Work to complete: Select the lines that hold the word "Dimmable" and copy each one.

Extracted material:
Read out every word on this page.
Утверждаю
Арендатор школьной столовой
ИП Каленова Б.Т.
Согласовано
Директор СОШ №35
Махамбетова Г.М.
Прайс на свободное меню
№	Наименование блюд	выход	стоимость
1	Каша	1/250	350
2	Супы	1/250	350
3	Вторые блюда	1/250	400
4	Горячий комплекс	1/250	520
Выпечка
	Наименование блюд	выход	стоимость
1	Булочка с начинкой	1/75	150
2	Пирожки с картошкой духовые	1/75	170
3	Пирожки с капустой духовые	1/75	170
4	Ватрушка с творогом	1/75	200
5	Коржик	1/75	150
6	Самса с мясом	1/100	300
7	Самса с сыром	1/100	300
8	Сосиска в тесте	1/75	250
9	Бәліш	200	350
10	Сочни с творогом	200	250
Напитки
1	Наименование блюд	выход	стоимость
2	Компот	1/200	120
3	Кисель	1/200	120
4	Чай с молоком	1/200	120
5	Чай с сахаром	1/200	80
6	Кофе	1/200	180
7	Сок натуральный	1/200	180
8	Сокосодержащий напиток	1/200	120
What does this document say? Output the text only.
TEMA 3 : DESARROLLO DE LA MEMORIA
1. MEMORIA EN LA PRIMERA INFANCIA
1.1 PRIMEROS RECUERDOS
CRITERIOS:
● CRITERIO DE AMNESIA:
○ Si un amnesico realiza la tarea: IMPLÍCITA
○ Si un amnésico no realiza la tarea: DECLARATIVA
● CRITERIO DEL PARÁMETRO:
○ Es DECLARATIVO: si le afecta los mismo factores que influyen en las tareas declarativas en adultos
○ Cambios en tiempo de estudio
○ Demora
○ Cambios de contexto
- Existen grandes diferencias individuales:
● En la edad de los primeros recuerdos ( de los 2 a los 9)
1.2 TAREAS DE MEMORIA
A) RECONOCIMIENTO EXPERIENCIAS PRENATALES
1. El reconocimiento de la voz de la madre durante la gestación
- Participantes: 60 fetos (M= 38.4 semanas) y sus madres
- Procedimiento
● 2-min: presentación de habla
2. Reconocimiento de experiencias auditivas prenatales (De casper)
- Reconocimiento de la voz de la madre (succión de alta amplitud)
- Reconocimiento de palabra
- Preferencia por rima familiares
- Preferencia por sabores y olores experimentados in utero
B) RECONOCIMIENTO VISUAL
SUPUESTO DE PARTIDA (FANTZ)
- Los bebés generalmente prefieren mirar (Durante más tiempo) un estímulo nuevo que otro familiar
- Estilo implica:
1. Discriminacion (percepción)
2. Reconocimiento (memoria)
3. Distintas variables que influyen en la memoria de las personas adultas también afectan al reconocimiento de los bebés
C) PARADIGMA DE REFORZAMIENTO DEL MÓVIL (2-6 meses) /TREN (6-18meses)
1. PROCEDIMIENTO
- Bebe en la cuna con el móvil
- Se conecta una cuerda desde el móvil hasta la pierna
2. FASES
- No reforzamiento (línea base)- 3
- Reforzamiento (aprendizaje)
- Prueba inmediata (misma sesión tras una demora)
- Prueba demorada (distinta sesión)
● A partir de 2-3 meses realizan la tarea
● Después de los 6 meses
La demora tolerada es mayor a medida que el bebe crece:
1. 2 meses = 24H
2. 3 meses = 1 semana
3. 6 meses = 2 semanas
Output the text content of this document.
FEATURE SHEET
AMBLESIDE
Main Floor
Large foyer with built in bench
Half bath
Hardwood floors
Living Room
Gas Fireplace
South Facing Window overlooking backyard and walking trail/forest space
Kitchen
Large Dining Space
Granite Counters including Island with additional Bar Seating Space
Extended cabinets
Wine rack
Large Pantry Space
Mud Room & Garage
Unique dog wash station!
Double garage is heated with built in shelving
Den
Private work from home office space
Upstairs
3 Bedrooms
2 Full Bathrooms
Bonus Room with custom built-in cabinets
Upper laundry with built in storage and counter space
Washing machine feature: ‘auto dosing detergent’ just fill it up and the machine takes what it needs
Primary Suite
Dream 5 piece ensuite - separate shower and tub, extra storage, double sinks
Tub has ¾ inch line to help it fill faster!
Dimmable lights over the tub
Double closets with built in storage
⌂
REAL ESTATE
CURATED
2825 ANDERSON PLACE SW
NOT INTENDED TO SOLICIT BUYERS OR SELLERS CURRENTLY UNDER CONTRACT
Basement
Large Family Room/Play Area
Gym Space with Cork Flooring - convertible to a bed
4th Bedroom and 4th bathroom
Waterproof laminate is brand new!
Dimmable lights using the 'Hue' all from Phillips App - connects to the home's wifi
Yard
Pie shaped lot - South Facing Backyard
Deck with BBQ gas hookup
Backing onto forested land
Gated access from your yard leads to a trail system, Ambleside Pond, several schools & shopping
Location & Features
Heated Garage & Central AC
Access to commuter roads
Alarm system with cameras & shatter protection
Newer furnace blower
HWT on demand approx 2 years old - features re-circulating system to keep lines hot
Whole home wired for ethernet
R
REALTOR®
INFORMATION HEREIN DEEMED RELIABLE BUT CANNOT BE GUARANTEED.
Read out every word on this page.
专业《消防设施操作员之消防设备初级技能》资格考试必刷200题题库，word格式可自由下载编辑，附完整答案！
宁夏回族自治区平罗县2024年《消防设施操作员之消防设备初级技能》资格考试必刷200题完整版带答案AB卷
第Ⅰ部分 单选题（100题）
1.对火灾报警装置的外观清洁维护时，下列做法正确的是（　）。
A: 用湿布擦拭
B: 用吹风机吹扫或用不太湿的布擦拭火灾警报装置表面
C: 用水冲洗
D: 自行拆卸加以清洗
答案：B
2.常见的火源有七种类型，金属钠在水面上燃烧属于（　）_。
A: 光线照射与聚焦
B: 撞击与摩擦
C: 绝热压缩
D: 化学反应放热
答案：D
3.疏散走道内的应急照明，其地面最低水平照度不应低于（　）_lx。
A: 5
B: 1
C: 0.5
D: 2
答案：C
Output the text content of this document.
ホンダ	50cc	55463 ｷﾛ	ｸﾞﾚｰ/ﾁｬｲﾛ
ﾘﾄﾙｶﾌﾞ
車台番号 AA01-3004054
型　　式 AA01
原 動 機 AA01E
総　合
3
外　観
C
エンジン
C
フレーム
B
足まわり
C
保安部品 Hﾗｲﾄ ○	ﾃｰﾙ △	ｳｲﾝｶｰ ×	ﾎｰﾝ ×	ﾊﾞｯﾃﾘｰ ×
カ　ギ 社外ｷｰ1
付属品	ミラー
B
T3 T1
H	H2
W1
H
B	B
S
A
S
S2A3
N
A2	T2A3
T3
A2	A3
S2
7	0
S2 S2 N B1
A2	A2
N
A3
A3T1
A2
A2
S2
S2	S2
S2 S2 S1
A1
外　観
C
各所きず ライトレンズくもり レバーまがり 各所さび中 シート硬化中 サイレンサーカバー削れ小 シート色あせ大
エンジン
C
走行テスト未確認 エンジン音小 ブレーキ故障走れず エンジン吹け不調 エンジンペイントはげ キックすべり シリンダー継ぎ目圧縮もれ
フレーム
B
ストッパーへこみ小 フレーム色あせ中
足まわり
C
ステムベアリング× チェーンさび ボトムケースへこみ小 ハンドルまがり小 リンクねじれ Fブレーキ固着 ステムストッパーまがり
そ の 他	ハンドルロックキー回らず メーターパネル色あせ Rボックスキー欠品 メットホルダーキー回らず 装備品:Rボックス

Exercise output:
Dimmable lights over the tub
Dimmable lights using the 'Hue' all from Phillips App - connects to the home's wifi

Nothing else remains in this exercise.